▶ **WHAT IS NEEDED**: From the entries below, please gather each line containing the string "period".

▶ **DATASET EXTRACT**:
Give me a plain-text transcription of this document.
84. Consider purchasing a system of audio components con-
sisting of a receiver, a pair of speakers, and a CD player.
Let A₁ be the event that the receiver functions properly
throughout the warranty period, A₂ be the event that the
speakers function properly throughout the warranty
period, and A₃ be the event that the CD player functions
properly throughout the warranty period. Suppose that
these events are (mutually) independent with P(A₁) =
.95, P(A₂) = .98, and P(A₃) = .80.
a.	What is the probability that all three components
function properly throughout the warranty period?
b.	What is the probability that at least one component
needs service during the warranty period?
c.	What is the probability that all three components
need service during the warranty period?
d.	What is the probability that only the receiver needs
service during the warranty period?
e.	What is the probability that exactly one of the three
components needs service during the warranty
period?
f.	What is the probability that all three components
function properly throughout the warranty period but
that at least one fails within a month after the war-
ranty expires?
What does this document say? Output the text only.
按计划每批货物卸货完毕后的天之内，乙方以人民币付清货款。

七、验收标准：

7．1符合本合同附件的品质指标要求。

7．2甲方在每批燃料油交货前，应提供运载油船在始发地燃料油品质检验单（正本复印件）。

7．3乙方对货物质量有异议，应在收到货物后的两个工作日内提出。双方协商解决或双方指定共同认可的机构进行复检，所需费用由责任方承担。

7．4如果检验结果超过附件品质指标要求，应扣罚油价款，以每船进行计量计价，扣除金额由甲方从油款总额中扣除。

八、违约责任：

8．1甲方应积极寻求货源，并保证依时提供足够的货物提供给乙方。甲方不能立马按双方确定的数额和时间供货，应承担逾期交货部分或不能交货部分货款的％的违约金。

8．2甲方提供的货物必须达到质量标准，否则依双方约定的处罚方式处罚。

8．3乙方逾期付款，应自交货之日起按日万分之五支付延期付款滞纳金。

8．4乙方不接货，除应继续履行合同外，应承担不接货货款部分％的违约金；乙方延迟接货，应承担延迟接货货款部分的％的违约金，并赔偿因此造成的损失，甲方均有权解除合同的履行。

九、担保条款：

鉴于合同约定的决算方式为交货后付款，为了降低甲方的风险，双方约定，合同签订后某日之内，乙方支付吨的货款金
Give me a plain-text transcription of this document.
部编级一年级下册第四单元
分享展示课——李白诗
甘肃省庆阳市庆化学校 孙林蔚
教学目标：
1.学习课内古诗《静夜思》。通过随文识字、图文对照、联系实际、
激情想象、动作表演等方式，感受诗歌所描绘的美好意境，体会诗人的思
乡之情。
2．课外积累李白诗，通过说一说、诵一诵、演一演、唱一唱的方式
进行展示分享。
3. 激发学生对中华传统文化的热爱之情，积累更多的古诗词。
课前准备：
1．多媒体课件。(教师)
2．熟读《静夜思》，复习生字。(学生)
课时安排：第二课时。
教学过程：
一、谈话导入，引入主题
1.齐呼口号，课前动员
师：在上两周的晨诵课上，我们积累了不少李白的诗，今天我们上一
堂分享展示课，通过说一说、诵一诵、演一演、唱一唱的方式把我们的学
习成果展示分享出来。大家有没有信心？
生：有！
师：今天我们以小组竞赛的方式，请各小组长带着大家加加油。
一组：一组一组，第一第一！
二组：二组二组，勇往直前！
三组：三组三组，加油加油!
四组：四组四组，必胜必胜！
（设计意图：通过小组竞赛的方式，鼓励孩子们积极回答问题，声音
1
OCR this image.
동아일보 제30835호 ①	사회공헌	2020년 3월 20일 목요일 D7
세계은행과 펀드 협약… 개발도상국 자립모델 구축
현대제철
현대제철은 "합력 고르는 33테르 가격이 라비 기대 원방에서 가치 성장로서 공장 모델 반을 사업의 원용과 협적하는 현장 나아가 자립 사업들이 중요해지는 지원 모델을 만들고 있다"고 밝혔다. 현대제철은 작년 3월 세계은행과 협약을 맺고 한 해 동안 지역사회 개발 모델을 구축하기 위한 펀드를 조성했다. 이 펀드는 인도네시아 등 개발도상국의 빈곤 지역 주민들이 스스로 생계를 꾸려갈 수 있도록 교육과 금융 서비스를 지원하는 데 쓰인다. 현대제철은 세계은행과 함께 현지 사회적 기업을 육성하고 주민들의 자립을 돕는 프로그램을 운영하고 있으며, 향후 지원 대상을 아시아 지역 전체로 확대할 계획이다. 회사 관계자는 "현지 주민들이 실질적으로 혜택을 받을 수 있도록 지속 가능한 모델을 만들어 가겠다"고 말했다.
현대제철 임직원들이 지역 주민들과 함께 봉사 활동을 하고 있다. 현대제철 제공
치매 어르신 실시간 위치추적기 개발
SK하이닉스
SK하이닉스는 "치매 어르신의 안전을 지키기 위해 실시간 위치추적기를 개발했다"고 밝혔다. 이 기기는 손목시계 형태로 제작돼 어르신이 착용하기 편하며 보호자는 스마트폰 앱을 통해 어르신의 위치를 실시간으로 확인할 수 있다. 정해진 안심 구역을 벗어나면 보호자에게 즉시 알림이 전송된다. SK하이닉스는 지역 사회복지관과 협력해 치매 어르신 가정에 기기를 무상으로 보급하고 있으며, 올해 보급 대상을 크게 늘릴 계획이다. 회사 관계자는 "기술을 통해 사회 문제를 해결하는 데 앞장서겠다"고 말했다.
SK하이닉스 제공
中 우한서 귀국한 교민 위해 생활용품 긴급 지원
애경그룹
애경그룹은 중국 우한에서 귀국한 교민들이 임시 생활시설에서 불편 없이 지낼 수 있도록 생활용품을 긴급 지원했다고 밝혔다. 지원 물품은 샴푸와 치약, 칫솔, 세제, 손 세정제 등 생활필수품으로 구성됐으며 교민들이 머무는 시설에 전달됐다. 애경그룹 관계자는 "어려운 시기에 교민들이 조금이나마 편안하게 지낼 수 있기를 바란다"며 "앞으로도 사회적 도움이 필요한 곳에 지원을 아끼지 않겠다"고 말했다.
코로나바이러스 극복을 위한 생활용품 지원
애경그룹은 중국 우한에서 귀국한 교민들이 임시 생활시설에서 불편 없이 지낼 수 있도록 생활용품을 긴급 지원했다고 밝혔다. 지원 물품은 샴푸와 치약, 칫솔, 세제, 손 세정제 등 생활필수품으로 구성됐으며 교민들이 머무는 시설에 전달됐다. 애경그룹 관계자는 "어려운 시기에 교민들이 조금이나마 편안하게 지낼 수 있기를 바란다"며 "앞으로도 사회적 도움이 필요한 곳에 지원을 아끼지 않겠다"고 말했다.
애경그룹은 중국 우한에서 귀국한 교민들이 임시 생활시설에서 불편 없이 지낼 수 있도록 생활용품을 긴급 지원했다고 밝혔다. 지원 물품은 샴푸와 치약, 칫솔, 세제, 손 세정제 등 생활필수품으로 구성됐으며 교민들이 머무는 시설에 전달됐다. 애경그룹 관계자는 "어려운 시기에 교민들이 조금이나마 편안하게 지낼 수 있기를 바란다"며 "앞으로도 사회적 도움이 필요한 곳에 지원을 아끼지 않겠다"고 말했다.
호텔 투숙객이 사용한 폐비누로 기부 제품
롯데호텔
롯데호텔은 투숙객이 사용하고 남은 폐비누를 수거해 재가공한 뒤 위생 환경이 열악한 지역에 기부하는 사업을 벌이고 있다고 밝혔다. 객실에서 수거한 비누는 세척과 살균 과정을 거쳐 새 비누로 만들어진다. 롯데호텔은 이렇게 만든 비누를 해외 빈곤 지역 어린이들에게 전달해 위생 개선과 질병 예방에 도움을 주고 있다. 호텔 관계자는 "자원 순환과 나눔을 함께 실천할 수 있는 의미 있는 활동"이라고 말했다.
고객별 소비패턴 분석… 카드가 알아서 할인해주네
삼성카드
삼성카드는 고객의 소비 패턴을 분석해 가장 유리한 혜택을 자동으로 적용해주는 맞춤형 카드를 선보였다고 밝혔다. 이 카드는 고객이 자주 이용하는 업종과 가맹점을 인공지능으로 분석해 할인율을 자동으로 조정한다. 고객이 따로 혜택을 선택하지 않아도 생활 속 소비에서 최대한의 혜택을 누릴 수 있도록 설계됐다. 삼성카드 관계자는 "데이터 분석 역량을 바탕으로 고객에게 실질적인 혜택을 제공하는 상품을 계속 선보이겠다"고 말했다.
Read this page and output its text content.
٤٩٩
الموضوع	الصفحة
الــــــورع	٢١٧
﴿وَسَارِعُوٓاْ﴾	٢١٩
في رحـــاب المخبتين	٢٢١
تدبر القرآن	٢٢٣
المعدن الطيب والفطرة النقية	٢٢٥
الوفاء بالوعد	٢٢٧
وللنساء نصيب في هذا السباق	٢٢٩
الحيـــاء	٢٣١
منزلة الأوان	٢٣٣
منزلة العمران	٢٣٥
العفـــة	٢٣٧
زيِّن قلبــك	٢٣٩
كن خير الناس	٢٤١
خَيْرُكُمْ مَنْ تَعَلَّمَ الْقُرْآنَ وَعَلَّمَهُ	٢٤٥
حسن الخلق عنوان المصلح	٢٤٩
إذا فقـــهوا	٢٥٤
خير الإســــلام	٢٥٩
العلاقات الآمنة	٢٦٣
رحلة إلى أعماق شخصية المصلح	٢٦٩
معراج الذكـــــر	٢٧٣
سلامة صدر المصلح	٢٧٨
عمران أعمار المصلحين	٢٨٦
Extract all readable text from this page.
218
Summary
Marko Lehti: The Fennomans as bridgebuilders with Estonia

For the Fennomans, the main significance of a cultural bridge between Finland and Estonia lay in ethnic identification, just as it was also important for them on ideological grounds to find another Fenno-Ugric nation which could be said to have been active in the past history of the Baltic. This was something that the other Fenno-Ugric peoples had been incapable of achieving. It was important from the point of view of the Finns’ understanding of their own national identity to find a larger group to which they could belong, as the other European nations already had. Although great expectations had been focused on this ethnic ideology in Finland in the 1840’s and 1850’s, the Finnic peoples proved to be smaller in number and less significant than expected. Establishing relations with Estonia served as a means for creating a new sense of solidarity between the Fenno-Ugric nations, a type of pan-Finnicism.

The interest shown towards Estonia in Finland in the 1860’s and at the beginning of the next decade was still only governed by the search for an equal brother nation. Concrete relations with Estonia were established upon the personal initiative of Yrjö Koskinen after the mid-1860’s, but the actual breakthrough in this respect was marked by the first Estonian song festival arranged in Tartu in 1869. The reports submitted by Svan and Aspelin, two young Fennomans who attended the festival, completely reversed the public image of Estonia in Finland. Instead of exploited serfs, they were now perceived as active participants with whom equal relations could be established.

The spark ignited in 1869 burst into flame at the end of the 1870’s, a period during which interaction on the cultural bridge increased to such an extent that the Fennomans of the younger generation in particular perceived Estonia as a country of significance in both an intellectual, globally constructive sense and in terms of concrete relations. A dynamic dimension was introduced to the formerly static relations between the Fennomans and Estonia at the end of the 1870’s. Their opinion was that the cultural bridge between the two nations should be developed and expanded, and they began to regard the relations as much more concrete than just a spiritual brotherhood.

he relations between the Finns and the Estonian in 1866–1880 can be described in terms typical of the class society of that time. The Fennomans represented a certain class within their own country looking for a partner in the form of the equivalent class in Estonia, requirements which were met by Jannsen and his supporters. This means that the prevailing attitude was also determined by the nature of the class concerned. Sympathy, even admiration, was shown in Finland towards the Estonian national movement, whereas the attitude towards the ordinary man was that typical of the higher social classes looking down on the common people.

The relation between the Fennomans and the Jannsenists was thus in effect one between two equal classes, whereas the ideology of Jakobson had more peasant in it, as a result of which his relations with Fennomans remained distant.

▶ **THE RESULT**:
throughout the warranty period, A₂ be the event that the
period, and A₃ be the event that the CD player functions
properly throughout the warranty period. Suppose that
function properly throughout the warranty period?
needs service during the warranty period?
need service during the warranty period?
service during the warranty period?
period?
function properly throughout the warranty period but
The spark ignited in 1869 burst into flame at the end of the 1870’s, a period during which interaction on the cultural bridge increased to such an extent that the Fennomans of the younger generation in particular perceived Estonia as a country of significance in both an intellectual, globally constructive sense and in terms of concrete relations. A dynamic dimension was introduced to the formerly static relations between the Fennomans and Estonia at the end of the 1870’s. Their opinion was that the cultural bridge between the two nations should be developed and expanded, and they began to regard the relations as much more concrete than just a spiritual brotherhood.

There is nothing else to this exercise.